> **Given problem**:
Using the listing below, please gather every line containing the word "Interaction".

Rows from a figure dataset:
____________________
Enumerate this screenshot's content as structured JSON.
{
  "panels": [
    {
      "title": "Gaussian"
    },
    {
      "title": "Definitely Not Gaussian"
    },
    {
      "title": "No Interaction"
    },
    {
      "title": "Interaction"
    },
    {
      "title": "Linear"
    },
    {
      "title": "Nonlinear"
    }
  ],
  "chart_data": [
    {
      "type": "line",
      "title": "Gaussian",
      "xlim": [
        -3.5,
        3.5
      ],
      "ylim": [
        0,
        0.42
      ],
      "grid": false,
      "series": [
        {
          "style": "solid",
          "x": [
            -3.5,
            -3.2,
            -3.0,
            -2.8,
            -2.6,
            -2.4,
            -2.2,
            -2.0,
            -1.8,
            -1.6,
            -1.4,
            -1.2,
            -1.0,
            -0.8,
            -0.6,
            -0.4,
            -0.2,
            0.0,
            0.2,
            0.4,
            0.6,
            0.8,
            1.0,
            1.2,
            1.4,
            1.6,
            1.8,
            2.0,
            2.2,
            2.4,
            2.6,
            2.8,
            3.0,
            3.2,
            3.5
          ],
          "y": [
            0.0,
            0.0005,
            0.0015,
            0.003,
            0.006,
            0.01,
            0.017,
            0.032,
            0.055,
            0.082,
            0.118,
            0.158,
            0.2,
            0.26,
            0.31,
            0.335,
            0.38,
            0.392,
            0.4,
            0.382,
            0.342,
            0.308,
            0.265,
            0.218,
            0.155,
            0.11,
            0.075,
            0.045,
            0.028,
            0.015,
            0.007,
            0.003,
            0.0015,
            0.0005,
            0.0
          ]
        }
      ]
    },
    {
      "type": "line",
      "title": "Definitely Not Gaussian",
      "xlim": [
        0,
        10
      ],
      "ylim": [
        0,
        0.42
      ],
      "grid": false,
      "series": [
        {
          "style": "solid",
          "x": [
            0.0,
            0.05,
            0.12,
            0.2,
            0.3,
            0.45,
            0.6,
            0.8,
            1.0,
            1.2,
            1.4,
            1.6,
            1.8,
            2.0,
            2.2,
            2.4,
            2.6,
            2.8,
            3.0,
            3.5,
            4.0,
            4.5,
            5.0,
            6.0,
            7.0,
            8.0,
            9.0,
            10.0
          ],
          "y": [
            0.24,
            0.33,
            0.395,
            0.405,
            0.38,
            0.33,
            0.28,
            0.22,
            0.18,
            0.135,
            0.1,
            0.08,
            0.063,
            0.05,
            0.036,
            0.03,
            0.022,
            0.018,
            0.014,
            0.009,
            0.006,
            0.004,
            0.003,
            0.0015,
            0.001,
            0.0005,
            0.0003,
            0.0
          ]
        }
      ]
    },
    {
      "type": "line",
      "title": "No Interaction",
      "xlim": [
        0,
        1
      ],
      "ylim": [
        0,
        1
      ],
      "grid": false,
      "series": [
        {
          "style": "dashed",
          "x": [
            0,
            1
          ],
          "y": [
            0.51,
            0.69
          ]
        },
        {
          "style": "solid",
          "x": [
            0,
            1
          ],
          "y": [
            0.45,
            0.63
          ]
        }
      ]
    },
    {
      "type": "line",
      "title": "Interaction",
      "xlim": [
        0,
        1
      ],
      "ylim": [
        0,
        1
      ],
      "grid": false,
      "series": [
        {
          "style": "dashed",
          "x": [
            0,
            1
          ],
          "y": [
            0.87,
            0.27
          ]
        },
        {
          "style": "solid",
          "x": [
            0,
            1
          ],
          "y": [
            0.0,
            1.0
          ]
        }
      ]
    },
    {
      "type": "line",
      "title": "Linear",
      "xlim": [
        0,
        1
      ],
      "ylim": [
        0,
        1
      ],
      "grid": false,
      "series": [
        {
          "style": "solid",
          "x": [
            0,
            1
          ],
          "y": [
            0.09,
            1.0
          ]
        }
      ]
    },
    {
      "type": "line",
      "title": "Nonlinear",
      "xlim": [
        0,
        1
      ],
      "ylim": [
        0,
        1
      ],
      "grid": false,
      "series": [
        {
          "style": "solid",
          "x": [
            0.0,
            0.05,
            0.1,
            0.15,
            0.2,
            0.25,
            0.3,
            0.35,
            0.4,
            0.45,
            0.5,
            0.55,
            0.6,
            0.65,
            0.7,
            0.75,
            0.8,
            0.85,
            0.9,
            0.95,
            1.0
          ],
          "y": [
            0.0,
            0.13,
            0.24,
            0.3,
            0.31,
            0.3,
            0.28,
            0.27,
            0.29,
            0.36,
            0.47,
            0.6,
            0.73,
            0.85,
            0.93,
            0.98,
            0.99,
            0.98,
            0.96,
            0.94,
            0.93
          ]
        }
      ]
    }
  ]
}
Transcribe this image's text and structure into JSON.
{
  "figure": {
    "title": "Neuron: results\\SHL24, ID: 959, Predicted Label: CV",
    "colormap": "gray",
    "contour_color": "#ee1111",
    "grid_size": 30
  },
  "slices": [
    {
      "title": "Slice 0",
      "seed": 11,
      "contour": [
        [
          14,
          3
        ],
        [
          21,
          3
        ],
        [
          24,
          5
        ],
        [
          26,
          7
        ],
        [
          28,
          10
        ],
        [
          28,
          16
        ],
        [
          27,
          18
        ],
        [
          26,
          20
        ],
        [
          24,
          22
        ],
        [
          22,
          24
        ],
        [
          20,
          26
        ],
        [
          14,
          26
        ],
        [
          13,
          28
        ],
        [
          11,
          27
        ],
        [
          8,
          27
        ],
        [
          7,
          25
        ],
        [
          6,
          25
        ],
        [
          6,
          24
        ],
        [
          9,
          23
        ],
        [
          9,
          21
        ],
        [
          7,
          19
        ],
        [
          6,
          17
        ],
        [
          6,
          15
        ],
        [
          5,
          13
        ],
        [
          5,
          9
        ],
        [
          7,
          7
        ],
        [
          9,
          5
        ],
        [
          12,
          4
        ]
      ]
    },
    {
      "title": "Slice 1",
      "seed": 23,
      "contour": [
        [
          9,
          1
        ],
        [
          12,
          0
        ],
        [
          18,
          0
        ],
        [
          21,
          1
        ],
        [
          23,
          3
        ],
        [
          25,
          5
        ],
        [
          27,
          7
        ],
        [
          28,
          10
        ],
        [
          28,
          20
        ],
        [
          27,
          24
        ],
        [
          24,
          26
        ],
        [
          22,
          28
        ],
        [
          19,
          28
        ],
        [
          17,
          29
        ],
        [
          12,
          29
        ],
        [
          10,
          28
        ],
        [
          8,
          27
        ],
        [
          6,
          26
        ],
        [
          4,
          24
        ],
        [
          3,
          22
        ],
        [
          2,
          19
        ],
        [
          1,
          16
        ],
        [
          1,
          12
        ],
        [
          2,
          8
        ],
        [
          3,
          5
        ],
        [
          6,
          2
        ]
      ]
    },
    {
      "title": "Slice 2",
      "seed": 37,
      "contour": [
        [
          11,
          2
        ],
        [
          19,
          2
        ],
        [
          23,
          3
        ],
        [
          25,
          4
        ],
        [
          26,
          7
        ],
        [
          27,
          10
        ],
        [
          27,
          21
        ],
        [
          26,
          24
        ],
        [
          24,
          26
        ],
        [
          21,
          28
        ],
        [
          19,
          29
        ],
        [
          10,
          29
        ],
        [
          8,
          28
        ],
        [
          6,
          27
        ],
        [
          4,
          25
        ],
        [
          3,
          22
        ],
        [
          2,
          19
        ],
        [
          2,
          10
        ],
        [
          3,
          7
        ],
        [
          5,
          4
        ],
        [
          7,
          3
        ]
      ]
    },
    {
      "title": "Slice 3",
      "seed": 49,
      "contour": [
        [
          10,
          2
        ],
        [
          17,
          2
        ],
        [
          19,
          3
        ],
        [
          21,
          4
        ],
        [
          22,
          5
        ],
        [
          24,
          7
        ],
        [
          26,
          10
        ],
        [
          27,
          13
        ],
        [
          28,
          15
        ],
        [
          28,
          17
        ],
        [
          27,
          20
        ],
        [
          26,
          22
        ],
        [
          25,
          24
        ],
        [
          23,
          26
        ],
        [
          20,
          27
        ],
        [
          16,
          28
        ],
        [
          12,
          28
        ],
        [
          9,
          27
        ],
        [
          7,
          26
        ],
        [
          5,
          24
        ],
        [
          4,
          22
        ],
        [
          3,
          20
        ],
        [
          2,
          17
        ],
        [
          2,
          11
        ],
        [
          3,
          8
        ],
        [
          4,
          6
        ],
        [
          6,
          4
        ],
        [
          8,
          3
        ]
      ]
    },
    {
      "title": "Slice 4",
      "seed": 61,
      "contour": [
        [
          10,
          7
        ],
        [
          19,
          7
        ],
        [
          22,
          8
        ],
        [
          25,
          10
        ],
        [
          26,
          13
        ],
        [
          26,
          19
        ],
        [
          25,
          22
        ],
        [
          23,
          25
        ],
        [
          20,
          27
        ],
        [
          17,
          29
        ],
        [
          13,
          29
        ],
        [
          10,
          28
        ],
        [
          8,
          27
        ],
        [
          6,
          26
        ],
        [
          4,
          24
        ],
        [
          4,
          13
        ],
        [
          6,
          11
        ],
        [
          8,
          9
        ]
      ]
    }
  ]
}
____________________
> **Answer for the task**:
      "title": "No Interaction"
      "title": "Interaction"
      "title": "No Interaction",
      "title": "Interaction",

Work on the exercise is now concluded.